• [WHAT IS EXPECTED]:
Search the data for the word "supply" and copy every line that contains it.

DATA EXCERPTS start

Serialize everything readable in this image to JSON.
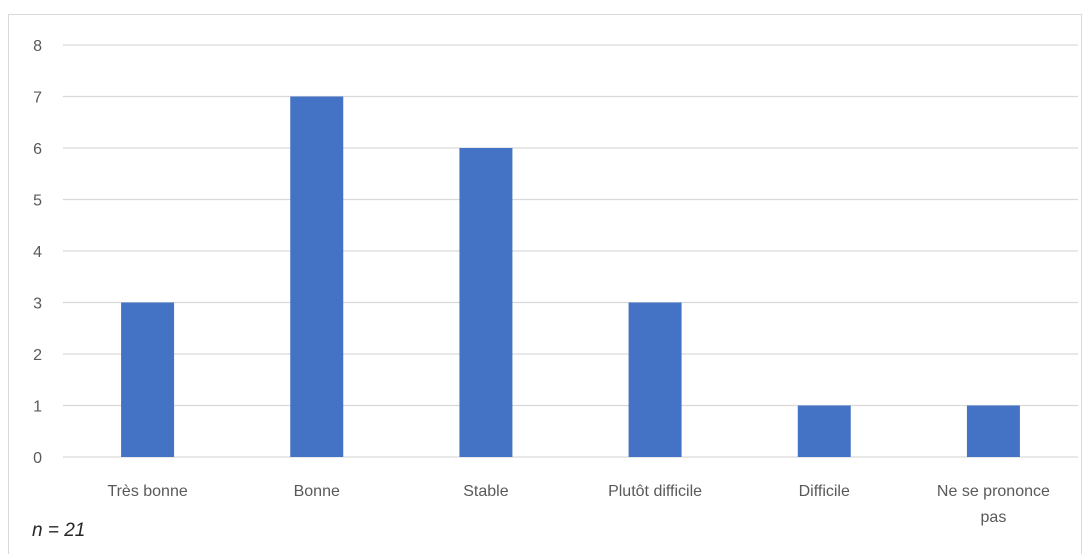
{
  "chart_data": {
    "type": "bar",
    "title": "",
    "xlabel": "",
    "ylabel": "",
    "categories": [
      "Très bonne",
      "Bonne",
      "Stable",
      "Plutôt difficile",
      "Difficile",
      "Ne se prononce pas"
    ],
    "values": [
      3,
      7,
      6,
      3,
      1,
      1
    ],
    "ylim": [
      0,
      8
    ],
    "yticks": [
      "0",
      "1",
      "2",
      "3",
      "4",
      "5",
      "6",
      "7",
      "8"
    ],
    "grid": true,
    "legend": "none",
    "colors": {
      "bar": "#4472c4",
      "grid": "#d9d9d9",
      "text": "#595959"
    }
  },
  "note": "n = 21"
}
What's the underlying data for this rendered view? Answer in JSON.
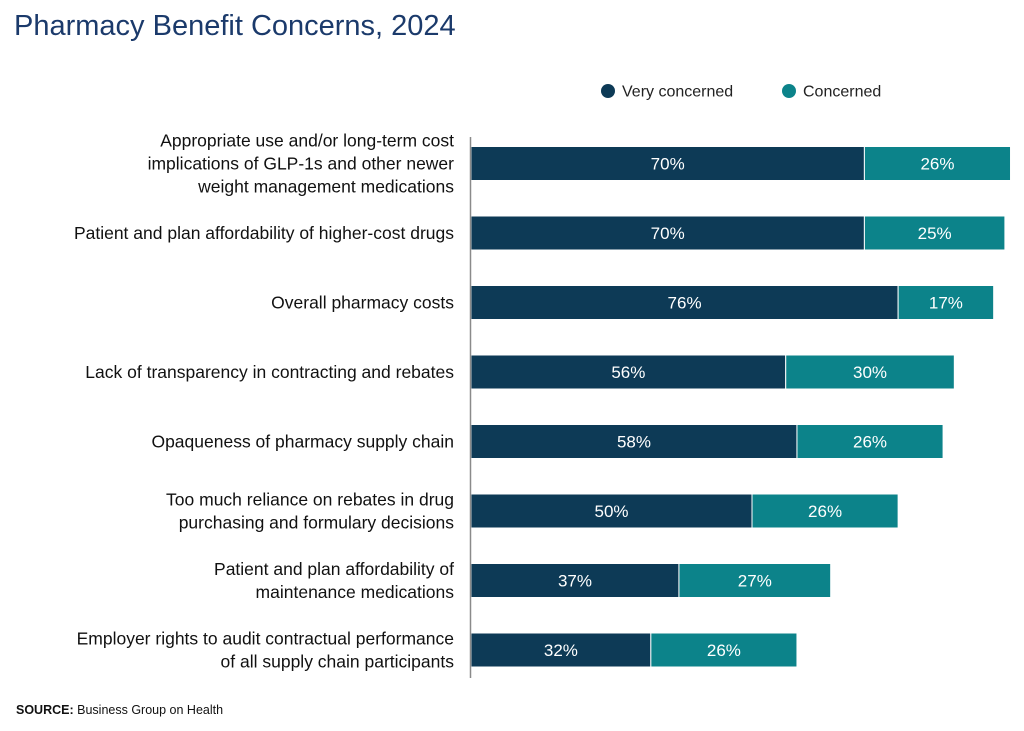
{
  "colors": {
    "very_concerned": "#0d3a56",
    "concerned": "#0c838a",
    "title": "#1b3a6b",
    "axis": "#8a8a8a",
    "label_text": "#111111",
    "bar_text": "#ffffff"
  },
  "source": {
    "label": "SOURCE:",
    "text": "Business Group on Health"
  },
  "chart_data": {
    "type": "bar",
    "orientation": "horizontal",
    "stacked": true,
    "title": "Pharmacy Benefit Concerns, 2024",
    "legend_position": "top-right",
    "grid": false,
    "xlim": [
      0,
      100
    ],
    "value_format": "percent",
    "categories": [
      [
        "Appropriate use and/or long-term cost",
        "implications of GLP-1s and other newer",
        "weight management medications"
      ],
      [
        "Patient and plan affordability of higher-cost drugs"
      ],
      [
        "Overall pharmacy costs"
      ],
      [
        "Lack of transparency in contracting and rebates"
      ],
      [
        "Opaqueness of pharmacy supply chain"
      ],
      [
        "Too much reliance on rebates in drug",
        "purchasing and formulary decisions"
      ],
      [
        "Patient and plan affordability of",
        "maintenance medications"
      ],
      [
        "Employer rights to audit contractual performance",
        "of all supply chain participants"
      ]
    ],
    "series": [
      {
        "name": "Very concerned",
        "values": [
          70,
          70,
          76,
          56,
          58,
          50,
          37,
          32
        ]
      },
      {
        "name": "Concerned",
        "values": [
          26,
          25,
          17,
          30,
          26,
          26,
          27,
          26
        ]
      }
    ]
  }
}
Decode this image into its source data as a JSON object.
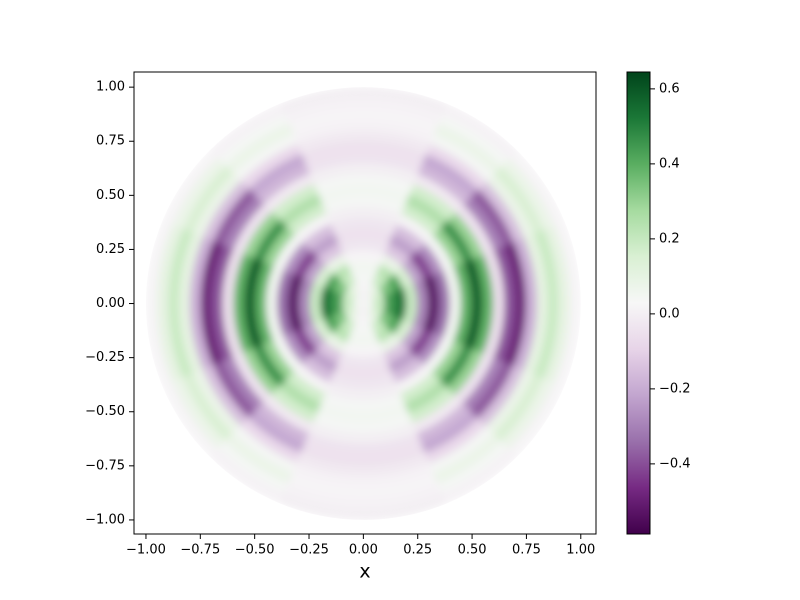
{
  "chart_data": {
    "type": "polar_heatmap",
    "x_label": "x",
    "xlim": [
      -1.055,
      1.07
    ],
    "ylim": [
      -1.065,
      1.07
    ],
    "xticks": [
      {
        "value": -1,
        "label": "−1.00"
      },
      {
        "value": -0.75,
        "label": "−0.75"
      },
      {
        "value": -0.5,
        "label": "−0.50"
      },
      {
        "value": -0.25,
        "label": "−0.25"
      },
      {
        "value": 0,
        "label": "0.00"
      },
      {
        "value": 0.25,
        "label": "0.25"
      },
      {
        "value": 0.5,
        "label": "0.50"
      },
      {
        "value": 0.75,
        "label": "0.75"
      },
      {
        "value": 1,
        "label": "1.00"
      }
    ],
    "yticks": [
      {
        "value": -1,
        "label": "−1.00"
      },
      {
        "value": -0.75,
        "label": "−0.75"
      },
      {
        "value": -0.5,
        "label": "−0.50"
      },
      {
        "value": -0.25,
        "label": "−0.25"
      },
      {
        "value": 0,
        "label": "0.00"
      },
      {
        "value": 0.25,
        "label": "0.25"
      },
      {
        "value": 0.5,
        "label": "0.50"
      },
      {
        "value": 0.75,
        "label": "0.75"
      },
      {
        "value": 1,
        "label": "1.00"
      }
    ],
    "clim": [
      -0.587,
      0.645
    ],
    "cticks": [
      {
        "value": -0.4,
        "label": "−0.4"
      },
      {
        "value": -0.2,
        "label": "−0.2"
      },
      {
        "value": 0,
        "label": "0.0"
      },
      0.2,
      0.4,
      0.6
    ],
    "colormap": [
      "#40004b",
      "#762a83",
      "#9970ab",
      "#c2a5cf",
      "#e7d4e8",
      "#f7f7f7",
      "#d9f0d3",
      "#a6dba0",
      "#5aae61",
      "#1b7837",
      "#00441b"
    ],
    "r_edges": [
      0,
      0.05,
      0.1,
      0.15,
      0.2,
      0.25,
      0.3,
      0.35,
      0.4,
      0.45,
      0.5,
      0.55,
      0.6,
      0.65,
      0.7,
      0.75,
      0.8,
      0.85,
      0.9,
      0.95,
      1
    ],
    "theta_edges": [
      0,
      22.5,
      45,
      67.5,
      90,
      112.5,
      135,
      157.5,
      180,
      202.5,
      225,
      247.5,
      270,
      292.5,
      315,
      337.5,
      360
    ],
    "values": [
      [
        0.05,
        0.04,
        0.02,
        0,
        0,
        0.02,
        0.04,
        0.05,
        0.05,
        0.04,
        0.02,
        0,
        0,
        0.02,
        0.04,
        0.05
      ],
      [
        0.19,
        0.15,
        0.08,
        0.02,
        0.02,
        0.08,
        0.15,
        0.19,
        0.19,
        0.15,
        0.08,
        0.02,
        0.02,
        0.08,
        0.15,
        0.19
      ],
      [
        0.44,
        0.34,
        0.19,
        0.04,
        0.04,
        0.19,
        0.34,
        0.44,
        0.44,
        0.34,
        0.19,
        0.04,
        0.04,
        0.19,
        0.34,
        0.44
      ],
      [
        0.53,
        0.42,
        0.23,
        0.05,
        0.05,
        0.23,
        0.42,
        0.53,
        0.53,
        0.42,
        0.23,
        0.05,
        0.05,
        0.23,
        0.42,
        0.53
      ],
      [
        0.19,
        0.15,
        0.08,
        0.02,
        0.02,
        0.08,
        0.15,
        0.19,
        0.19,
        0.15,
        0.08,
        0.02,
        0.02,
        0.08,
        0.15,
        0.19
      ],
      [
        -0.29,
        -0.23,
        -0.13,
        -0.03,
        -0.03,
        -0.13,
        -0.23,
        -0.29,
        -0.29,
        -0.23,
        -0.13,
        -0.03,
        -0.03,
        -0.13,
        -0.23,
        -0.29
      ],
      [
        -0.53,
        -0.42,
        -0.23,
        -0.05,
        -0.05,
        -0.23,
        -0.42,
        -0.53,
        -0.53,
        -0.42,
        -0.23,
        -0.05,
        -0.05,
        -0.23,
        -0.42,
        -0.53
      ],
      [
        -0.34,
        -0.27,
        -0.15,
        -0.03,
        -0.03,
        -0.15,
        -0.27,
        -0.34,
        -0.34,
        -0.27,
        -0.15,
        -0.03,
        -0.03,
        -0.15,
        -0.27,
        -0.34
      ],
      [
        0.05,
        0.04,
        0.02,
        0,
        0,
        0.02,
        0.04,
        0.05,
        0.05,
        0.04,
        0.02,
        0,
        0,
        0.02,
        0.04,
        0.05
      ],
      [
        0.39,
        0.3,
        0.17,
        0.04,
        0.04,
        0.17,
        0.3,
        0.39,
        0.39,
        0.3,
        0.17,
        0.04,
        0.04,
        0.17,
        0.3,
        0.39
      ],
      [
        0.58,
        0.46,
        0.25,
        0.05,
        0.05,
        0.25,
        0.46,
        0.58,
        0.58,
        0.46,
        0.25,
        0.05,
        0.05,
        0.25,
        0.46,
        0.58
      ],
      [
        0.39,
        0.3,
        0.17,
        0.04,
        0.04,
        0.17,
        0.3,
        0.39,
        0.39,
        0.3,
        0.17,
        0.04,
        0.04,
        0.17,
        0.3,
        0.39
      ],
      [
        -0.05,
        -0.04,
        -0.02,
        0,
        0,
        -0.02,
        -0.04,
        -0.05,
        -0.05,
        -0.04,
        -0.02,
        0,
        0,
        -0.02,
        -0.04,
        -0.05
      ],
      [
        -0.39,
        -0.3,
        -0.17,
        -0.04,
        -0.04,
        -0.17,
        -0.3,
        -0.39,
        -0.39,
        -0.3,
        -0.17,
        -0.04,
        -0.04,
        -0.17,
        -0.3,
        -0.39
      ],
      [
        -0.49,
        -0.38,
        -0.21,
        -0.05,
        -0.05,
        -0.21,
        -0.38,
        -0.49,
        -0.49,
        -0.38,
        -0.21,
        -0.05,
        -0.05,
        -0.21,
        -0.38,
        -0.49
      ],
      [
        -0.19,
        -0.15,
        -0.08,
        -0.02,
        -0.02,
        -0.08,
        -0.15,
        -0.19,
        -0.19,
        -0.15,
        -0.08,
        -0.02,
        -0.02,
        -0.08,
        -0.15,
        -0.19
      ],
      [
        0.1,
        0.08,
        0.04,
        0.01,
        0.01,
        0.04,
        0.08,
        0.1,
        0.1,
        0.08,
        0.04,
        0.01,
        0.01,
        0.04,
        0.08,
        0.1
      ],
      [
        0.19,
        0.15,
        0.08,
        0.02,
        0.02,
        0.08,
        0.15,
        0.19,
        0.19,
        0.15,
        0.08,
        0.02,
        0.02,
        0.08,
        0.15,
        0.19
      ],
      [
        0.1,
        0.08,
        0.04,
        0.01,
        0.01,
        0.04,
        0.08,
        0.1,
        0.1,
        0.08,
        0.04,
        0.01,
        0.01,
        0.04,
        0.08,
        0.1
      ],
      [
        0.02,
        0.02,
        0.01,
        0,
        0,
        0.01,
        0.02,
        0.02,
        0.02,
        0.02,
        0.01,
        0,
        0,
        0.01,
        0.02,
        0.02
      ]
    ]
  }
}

DATA EXCERPTS end

• [WRITTEN SOLUTION]:
        "Opaqueness of pharmacy supply chain"
        "of all supply chain participants"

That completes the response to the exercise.